• Input rows:
━━━━━━━━
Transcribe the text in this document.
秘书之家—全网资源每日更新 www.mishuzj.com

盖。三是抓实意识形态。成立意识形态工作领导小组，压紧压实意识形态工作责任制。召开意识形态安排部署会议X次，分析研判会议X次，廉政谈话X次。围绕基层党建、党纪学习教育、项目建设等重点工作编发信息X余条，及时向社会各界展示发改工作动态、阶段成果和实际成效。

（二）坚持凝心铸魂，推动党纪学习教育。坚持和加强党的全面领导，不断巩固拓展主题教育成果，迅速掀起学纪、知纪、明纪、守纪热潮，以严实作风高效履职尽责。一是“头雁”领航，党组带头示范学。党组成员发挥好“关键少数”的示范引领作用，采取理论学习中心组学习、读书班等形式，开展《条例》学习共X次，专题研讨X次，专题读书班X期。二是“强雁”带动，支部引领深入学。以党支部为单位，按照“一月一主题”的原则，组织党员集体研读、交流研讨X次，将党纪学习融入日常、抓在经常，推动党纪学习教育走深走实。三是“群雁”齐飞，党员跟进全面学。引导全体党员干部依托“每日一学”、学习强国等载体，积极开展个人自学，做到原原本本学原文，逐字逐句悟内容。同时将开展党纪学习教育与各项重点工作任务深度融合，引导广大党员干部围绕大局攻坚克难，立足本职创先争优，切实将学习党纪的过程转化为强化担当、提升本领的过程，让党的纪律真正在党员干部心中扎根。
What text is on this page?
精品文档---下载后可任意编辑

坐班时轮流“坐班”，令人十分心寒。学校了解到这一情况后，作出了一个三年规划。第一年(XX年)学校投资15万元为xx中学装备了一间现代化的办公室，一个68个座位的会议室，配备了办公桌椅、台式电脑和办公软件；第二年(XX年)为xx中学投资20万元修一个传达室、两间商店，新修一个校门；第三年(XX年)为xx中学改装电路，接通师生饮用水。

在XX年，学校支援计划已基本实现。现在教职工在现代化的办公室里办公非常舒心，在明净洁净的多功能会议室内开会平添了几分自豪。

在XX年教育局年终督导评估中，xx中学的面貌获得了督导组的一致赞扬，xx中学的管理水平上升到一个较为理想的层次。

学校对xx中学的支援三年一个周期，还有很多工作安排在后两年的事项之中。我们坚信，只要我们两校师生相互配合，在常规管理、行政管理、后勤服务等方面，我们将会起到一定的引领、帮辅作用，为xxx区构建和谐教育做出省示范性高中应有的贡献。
━━━━━━━━
• What is being asked:
In the entries above, find each line with the word "text" and copy it.

• Task result:
Transcribe the text in this document.
What text is on this page?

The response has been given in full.